[Rows from a figure dataset]

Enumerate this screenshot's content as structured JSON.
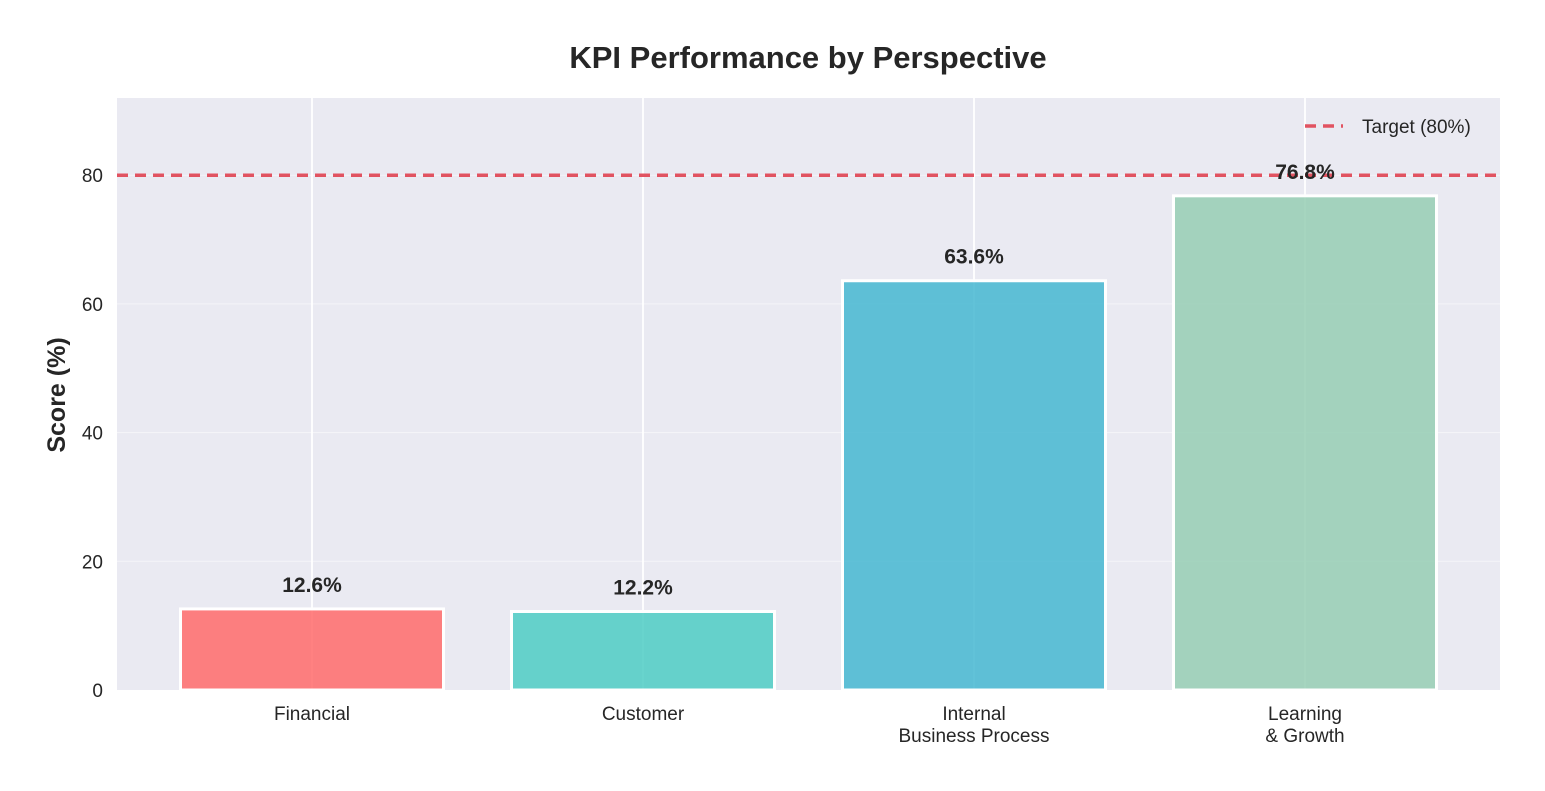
{
  "chart_data": {
    "type": "bar",
    "title": "KPI Performance by Perspective",
    "xlabel": "",
    "ylabel": "Score (%)",
    "categories": [
      [
        "Financial"
      ],
      [
        "Customer"
      ],
      [
        "Internal",
        "Business Process"
      ],
      [
        "Learning",
        "& Growth"
      ]
    ],
    "values": [
      12.6,
      12.2,
      63.6,
      76.8
    ],
    "value_labels": [
      "12.6%",
      "12.2%",
      "63.6%",
      "76.8%"
    ],
    "colors": [
      "#FF6B6B",
      "#4ECDC4",
      "#45B7D1",
      "#96CEB4"
    ],
    "ylim": [
      0,
      92
    ],
    "yticks": [
      0,
      20,
      40,
      60,
      80
    ],
    "ytick_labels": [
      "0",
      "20",
      "40",
      "60",
      "80"
    ],
    "grid": true,
    "target": {
      "value": 80,
      "label": "Target (80%)",
      "color": "#E15361",
      "style": "dashed"
    },
    "legend_position": "top-right",
    "background_color": "#EAEAF2"
  }
}
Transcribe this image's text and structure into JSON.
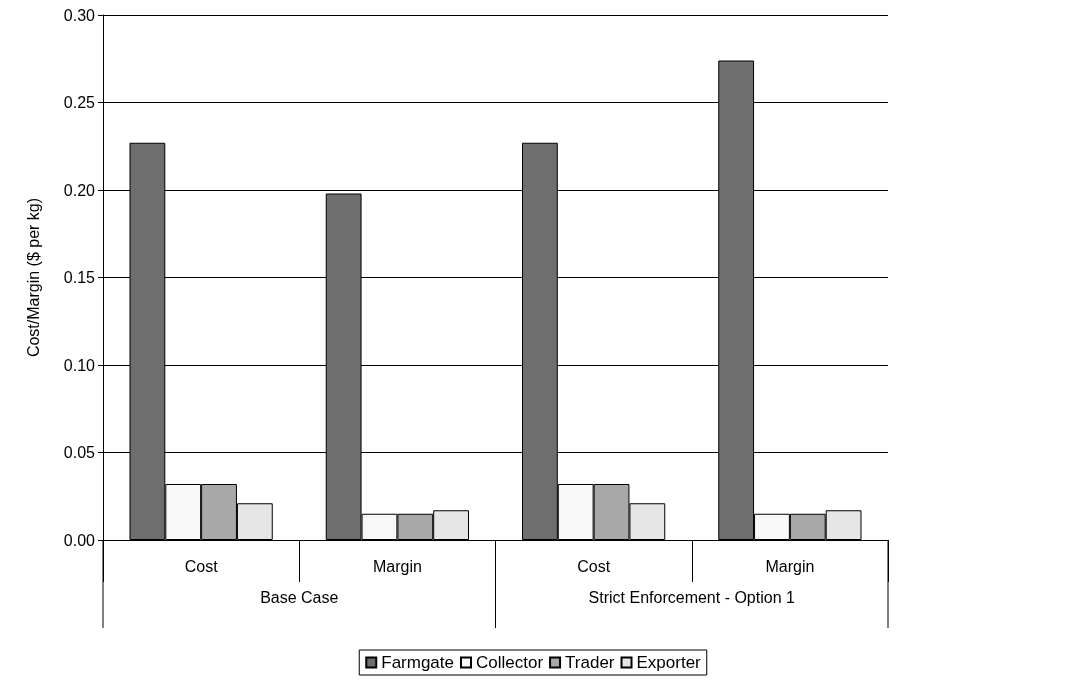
{
  "chart_data": {
    "type": "bar",
    "ylabel": "Cost/Margin ($ per kg)",
    "categories": [
      "Cost",
      "Margin",
      "Cost",
      "Margin"
    ],
    "series": [
      {
        "name": "Farmgate",
        "color": "#6e6e6e",
        "values": [
          0.227,
          0.198,
          0.227,
          0.274
        ]
      },
      {
        "name": "Collector",
        "color": "#f8f8f8",
        "values": [
          0.032,
          0.015,
          0.032,
          0.015
        ]
      },
      {
        "name": "Trader",
        "color": "#a8a8a8",
        "values": [
          0.032,
          0.015,
          0.032,
          0.015
        ]
      },
      {
        "name": "Exporter",
        "color": "#e6e6e6",
        "values": [
          0.021,
          0.017,
          0.021,
          0.017
        ]
      }
    ],
    "ylim": [
      0,
      0.3
    ],
    "yticks": [
      {
        "value": 0,
        "label": "0.00"
      },
      0.05,
      {
        "value": 0.1,
        "label": "0.10"
      },
      0.15,
      {
        "value": 0.2,
        "label": "0.20"
      },
      0.25,
      {
        "value": 0.3,
        "label": "0.30"
      }
    ],
    "grid": "y",
    "legend": "bottom",
    "annotations": [
      "Base Case",
      "Strict Enforcement - Option 1"
    ]
  }
}
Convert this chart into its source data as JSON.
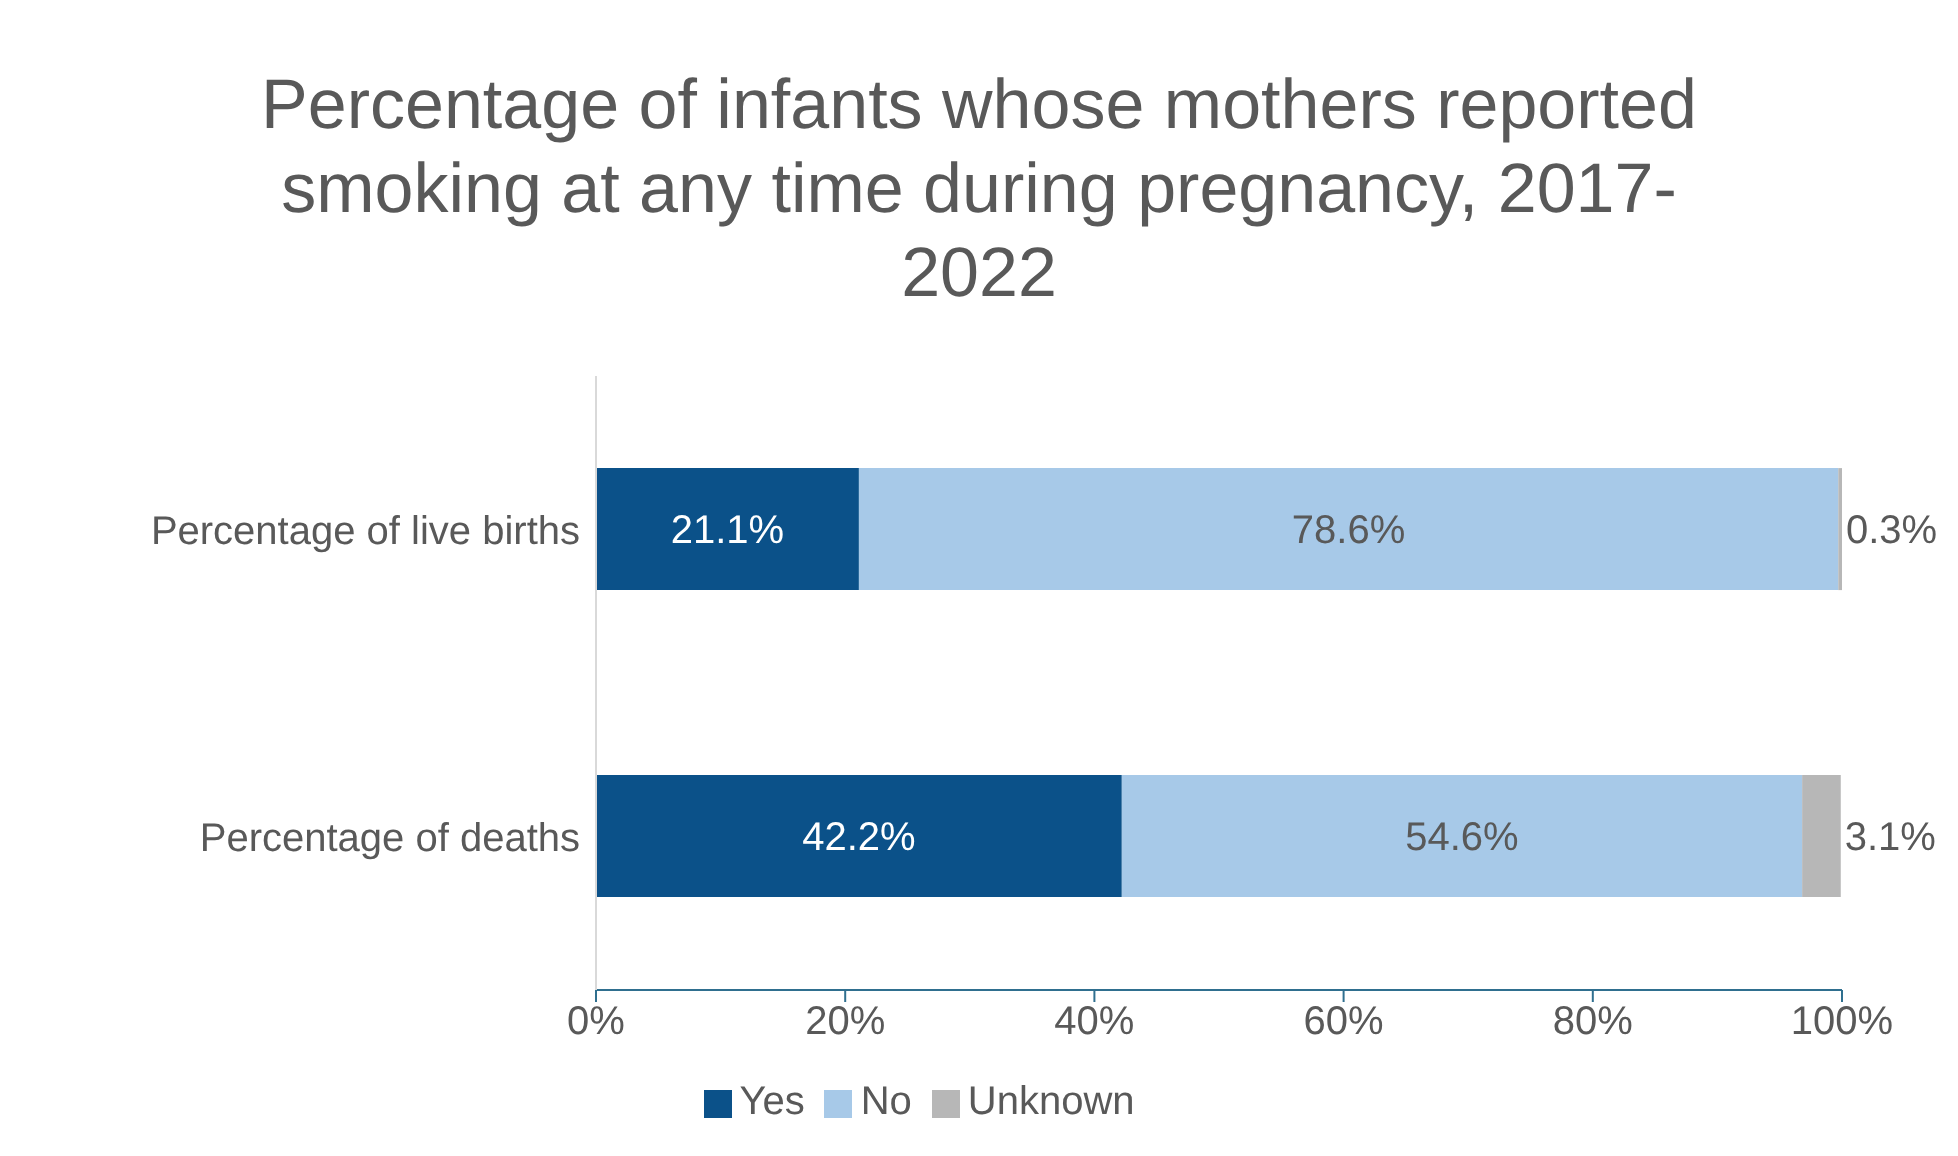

- Exercise goal -
Output verbatim the lines beginning at the line with "Transcribe this image's" and ending at the last line of the material above, inclusive. Do not carry over any pictures.

- Correct result -
Transcribe this image's text and structure into JSON.
{
  "chart_data": {
    "type": "bar",
    "ylabel": "Cost/Margin ($ per kg)",
    "categories": [
      "Cost",
      "Margin",
      "Cost",
      "Margin"
    ],
    "series": [
      {
        "name": "Farmgate",
        "color": "#6e6e6e",
        "values": [
          0.227,
          0.198,
          0.227,
          0.274
        ]
      },
      {
        "name": "Collector",
        "color": "#f8f8f8",
        "values": [
          0.032,
          0.015,
          0.032,
          0.015
        ]
      },
      {
        "name": "Trader",
        "color": "#a8a8a8",
        "values": [
          0.032,
          0.015,
          0.032,
          0.015
        ]
      },
      {
        "name": "Exporter",
        "color": "#e6e6e6",
        "values": [
          0.021,
          0.017,
          0.021,
          0.017
        ]
      }
    ],
    "ylim": [
      0,
      0.3
    ],
    "yticks": [
      {
        "value": 0,
        "label": "0.00"
      },
      0.05,
      {
        "value": 0.1,
        "label": "0.10"
      },
      0.15,
      {
        "value": 0.2,
        "label": "0.20"
      },
      0.25,
      {
        "value": 0.3,
        "label": "0.30"
      }
    ],
    "grid": "y",
    "legend": "bottom",
    "annotations": [
      "Base Case",
      "Strict Enforcement - Option 1"
    ]
  }
}
Convert this chart into its source data as JSON.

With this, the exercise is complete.